EXCERPT PROVIDED:
▽

St. Andrews and the Highlands

posted September 30, 2010 by Holly Hayes
part of trip: UK + Western Europe 2010

Greetings from Inverness in the Scottish Highlands. It is beautiful here and we've been having a good time. Our journey didn't start off so well, though! Yesterday, from the moment we woke up in Edinburgh until into the evening, it poured down rain. And I mean poured! This was no gentle British mist, but full-on Oregon-style rain. Apparently it hasn't been this bad since April. The rain and wind made photography almost impossible and driving really no fun - lots of standing water on the roads and bad visibility. Added to that, David was coming down with a cold and felt pretty miserable.

Morning in Edinburgh

But we managed to follow through with our plans anyway, which were to leave Edinburgh early and visit St. Andrews on our way north to Inverness. It was very disappointing to have such bad weather in St. Andrews, but on the bright side, David was really happy to find he could get so close to the famous Old Course. We bought a golf umbrella at a shop next to the course and he had a great time watching the golfers (who were all Americans) and walking around the course.


After the course, we walked up to the ruins of St. Andrew's Cathedral and Castle. They are pretty great ruins, overlooking the sea, but it was really hard to take pictures without getting rain on the camera lens, so we only took a few and they aren't that great. Oh, well. Can't win 'em all. There's a bright side to this part, too - during the walk along the coast, we shared a package of cooked salmon slices we'd bought the day before at Marks & Spencer. It was SO GOOD. And it was Scottish salmon, so it seemed fitting to eat it by the ocean.

St Andrews Castle

Martrydom site of George Wishart, Protestant reformer

Ruins of St Andrews Cathedral. I climbed up inside a wall tomb to take this out of the rain!

St Rule's Tower (oldest bit) framed by cathedral arches - with some of the umbrella inadvertently included in the top of the photo! I'll crop that out later.

△

DATA:

▽

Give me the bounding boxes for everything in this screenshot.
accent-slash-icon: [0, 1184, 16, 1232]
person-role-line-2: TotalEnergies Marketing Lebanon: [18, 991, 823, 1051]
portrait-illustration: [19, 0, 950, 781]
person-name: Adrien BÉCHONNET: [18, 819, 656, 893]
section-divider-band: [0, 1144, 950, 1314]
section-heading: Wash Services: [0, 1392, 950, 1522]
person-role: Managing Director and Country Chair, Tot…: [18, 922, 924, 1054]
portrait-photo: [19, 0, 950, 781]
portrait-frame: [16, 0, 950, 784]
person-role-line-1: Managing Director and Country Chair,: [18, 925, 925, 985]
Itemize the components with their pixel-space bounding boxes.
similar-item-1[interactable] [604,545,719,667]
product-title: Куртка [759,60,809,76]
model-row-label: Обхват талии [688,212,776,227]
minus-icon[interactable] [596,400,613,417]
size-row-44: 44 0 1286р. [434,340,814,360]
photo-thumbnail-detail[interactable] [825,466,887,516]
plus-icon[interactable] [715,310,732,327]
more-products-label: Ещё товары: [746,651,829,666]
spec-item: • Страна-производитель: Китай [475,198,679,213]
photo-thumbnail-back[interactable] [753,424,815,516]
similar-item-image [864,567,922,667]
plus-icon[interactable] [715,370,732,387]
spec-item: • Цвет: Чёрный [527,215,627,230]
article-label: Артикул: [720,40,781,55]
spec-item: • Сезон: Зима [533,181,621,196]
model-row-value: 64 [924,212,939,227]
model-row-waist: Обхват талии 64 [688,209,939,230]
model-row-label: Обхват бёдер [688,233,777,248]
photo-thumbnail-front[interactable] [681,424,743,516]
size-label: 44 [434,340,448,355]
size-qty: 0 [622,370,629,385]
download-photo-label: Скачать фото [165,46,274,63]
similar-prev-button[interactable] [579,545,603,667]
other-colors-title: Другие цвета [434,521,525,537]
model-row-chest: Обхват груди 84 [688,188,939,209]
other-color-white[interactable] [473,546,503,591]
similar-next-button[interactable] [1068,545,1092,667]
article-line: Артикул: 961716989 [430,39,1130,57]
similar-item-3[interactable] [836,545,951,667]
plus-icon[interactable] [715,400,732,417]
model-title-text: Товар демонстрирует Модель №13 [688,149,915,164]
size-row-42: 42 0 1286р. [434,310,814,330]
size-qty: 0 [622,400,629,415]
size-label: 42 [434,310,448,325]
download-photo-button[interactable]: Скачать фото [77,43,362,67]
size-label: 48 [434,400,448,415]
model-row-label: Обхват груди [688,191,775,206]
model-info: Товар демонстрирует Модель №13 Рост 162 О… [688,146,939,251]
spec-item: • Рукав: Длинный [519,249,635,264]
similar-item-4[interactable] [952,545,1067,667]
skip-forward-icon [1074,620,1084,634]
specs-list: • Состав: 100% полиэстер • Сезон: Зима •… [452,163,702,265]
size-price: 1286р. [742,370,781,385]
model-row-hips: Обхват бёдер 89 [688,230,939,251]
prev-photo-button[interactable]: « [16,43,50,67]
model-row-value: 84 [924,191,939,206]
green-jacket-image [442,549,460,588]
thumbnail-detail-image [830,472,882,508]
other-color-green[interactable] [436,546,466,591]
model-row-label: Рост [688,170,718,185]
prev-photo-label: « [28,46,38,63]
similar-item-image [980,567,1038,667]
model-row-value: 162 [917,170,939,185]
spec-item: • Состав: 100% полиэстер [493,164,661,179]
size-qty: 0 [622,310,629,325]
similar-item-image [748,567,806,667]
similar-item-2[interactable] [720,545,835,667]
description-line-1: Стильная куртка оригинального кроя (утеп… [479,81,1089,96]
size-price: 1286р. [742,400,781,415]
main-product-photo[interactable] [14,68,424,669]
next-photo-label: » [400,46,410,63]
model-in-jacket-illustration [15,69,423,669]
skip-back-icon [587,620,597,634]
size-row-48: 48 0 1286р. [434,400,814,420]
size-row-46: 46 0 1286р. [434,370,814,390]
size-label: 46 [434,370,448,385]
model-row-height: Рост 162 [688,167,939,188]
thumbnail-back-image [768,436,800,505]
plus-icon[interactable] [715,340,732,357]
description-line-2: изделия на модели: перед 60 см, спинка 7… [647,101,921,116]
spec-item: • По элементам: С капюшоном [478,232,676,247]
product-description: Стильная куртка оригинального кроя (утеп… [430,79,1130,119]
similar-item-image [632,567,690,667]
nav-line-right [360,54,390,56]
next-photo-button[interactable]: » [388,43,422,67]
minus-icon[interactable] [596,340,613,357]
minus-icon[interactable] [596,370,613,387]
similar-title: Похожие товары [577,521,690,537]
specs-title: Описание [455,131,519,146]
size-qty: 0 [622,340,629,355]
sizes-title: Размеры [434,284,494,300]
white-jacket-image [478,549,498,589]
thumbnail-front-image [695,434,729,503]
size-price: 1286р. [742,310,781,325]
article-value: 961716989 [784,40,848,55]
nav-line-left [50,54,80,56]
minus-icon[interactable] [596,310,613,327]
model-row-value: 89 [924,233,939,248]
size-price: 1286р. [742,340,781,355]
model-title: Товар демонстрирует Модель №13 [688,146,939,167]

△

REQUIREMENTS:
**a)** List every city or town named in the St. Andrews and the Highlands post.
**b)** Return the passage of the St. Andrews and the Highlands post from "St Andrews Castle" to "of the rain!", copied word for word.

OUTPUTS IN ORDER:
**a)** Inverness, Edinburgh, St. Andrews

**b)**
St Andrews Castle

Martrydom site of George Wishart, Protestant reformer

Ruins of St Andrews Cathedral. I climbed up inside a wall tomb to take this out of the rain!